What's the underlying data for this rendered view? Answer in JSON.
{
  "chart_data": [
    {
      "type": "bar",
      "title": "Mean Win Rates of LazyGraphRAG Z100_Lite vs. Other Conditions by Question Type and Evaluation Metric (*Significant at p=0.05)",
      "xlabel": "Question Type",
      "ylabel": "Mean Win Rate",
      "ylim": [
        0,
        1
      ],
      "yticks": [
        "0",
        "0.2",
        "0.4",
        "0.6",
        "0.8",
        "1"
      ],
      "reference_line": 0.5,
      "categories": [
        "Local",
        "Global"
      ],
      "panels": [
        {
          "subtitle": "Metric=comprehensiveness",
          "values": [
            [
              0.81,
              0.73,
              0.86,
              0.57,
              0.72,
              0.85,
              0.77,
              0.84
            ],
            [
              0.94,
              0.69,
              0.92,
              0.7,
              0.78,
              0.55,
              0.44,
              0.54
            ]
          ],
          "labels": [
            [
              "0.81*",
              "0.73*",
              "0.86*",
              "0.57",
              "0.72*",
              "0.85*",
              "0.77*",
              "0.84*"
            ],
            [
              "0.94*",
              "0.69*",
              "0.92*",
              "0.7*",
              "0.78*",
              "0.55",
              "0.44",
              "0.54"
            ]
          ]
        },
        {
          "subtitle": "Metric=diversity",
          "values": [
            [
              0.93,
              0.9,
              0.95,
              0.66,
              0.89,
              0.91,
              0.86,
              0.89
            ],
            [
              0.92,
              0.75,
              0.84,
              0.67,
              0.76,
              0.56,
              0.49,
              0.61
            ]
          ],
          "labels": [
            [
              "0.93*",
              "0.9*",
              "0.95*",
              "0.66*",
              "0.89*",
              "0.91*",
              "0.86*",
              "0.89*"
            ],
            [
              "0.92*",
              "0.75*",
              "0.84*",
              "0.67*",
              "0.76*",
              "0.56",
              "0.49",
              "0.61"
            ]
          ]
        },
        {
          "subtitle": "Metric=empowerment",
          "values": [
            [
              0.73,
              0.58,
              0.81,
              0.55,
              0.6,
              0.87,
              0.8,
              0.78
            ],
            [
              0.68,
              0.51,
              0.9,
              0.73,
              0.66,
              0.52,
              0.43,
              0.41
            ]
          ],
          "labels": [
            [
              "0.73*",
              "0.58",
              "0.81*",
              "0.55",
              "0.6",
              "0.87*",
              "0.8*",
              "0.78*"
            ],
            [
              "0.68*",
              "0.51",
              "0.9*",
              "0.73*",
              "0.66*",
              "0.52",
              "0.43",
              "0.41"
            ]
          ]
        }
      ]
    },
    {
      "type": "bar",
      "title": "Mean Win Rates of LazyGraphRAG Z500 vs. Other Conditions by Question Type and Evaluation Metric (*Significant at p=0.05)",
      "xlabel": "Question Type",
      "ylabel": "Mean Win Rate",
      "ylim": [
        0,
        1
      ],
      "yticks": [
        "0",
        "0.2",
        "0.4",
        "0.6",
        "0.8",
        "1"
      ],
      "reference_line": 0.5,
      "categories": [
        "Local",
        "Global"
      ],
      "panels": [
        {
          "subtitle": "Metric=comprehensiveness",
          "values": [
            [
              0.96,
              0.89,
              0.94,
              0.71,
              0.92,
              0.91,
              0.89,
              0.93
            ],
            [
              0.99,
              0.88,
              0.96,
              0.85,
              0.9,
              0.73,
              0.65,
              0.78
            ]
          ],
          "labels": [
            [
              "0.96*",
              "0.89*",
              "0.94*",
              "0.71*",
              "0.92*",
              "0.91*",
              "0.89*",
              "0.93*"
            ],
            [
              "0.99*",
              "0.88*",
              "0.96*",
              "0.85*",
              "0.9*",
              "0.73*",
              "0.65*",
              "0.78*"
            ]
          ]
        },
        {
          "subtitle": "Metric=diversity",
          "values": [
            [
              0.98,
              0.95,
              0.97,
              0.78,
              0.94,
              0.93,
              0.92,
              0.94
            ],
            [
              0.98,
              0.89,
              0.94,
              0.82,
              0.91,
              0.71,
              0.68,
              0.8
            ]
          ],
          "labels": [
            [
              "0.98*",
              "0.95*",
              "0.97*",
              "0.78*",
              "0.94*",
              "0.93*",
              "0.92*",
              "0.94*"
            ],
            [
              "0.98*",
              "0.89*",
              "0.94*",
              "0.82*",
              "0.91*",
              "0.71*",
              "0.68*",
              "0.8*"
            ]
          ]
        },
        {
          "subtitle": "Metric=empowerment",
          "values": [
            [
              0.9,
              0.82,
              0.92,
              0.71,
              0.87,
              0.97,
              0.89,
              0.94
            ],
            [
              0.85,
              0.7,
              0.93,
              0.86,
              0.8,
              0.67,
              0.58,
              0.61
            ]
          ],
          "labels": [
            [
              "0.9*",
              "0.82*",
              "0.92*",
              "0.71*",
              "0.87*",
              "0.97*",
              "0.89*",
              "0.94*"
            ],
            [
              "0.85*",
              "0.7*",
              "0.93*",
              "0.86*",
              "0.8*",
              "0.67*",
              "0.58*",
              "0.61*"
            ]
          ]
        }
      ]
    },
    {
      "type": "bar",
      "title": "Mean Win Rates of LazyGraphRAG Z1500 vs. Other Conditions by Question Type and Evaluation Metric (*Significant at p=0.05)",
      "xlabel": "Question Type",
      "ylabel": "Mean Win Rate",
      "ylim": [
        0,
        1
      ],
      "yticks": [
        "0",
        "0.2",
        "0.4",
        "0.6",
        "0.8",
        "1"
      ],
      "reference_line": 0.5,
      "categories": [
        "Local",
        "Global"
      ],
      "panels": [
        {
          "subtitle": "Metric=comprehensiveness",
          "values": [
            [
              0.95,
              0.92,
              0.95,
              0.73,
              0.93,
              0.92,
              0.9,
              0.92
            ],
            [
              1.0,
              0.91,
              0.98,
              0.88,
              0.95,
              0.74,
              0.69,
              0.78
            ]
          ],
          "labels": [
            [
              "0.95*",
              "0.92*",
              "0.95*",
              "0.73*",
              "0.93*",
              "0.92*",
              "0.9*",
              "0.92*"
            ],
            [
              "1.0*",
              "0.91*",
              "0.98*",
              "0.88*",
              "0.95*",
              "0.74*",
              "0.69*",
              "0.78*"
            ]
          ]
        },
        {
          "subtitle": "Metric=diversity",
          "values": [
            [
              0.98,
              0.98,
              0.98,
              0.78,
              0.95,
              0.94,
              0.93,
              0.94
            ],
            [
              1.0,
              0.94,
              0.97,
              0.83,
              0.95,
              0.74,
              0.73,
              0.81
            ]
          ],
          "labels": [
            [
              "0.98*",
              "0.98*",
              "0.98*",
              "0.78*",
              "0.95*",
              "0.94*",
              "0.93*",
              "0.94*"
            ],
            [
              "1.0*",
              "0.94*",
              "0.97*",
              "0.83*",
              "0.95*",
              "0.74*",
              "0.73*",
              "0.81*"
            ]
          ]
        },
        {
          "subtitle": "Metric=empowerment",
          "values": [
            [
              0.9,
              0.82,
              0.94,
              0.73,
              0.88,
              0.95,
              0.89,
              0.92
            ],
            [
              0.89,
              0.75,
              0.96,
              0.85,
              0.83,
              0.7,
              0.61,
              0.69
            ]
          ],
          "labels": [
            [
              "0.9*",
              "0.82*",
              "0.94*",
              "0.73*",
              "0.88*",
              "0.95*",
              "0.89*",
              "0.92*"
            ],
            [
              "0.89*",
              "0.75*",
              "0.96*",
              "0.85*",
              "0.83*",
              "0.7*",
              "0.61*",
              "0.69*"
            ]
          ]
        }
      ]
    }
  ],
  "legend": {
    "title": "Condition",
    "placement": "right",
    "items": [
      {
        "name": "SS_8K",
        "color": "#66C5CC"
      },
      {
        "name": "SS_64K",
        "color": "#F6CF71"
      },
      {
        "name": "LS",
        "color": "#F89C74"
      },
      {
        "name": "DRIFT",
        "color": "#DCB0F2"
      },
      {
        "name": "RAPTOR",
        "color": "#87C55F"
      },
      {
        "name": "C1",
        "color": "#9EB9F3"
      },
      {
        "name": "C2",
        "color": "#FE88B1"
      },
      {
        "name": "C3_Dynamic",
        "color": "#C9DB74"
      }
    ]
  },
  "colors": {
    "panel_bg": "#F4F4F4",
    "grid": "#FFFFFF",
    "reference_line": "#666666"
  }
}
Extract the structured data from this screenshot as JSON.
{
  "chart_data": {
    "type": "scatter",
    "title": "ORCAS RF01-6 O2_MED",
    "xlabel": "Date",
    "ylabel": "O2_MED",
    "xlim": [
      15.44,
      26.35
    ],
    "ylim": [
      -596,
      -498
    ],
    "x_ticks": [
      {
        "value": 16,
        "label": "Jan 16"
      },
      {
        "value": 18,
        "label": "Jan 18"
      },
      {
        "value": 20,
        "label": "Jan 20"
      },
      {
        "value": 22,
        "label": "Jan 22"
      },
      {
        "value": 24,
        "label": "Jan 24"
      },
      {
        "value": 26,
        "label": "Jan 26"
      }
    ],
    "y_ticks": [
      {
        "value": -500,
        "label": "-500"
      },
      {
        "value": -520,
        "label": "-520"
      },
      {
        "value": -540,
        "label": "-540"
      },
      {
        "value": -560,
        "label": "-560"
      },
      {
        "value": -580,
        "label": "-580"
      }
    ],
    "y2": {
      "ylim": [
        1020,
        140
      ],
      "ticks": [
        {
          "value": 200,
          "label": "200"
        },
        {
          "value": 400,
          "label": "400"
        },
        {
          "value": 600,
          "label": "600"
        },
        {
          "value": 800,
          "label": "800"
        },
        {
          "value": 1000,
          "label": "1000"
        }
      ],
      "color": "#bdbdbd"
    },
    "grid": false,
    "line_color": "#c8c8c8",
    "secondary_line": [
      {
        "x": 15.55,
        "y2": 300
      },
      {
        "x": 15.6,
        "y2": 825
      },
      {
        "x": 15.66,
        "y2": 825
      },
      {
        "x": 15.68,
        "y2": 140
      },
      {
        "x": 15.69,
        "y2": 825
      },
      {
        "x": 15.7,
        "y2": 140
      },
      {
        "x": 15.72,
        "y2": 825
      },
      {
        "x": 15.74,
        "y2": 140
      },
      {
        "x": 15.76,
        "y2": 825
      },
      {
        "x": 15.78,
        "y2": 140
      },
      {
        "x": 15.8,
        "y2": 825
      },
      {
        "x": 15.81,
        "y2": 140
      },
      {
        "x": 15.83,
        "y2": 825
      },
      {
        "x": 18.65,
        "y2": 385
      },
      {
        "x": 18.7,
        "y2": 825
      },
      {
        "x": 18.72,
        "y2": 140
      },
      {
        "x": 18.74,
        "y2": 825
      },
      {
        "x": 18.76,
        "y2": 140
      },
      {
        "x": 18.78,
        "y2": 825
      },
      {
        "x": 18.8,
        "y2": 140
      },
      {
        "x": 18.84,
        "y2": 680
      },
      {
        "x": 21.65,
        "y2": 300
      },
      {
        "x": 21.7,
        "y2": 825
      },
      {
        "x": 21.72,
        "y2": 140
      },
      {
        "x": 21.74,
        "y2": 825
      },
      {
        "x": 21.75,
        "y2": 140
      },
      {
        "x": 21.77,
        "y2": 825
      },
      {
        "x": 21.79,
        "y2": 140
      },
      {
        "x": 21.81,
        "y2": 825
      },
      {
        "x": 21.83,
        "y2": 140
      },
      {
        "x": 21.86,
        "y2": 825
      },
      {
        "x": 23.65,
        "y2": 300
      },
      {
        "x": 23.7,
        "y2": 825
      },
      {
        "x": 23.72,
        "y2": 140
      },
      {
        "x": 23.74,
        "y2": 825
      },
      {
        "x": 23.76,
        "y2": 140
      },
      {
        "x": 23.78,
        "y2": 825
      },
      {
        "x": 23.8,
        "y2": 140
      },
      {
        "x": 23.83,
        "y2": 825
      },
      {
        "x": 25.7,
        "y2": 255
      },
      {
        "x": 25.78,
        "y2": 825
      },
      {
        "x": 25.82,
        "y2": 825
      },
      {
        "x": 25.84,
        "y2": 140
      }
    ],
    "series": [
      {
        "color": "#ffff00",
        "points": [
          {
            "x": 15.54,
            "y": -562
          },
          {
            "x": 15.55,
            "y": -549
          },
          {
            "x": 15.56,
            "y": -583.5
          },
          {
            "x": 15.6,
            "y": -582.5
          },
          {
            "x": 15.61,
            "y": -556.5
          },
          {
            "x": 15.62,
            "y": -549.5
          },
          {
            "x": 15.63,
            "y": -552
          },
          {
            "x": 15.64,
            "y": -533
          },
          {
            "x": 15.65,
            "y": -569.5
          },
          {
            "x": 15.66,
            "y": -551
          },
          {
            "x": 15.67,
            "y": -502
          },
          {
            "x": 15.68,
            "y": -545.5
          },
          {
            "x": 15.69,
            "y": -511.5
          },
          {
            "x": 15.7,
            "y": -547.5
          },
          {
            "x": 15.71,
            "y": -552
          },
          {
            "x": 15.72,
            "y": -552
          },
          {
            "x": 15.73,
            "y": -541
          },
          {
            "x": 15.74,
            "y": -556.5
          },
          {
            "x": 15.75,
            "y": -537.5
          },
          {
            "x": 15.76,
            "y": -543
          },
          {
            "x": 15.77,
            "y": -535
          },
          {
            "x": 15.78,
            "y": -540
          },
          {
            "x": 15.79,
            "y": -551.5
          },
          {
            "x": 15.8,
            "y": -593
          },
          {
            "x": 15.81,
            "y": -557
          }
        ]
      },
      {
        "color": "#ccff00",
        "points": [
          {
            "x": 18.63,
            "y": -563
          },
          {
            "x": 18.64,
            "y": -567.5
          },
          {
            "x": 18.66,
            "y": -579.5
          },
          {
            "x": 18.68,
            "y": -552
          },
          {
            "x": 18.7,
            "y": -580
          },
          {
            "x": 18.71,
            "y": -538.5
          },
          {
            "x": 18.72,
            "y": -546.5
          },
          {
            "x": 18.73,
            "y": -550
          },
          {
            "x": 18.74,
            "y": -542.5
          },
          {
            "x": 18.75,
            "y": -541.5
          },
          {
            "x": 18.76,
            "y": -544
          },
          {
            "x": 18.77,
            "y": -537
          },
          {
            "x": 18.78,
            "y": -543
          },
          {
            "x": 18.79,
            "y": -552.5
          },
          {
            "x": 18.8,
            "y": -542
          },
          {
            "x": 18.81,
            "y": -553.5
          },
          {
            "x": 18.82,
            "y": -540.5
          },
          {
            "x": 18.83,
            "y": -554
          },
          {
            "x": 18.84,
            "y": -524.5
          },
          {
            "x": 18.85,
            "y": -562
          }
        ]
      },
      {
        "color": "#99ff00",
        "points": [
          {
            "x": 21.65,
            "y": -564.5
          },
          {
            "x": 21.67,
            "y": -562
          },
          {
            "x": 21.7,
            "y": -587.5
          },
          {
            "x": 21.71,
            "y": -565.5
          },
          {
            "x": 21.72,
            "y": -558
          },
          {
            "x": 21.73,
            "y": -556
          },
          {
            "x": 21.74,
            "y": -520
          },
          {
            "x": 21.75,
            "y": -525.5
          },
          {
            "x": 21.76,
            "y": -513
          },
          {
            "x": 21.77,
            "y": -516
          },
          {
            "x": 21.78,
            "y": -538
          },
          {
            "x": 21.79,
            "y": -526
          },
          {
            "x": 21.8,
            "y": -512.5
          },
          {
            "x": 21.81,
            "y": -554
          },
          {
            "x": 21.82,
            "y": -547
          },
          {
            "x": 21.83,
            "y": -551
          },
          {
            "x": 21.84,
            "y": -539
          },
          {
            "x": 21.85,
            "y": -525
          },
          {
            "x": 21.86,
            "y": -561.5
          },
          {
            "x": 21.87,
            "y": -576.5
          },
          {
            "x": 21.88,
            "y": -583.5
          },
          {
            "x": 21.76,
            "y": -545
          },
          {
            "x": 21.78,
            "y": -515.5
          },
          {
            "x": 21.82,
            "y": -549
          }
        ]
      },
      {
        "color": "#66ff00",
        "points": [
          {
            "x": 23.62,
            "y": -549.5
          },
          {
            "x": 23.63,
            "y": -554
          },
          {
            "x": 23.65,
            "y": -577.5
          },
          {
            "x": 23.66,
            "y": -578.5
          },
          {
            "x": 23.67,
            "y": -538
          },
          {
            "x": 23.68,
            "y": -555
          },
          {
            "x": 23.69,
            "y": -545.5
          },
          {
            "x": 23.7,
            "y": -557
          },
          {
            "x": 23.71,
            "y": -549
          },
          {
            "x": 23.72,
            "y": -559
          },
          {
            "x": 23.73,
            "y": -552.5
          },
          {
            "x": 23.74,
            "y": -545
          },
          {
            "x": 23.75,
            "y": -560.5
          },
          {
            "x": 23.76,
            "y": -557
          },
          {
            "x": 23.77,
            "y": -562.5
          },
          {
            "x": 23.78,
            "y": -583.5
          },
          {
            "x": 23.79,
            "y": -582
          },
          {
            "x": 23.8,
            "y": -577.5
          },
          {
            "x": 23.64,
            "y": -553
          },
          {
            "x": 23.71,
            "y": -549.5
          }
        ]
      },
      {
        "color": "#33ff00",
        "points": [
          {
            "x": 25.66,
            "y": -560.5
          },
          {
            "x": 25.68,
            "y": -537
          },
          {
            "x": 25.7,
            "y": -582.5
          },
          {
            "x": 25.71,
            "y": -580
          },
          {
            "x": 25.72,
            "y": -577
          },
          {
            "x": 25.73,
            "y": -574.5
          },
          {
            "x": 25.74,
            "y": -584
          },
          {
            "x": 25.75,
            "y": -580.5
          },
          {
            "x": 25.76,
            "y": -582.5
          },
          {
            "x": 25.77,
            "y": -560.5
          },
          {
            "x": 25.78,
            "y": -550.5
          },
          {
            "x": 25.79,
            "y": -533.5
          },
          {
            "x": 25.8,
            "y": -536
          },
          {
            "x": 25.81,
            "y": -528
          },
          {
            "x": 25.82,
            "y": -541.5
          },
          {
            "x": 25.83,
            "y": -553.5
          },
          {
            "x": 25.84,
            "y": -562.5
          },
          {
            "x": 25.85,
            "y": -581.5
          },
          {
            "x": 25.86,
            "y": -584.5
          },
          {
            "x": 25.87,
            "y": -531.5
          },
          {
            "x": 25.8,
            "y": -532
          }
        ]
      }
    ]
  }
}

• _Exercise description_:
Pull out all lines in the data above that include "Other".

• _Reply_:
      "title": "Mean Win Rates of LazyGraphRAG Z100_Lite vs. Other Conditions by Question Type and Evaluation Metric (*Significant at p=0.05)",
      "title": "Mean Win Rates of LazyGraphRAG Z500 vs. Other Conditions by Question Type and Evaluation Metric (*Significant at p=0.05)",
      "title": "Mean Win Rates of LazyGraphRAG Z1500 vs. Other Conditions by Question Type and Evaluation Metric (*Significant at p=0.05)",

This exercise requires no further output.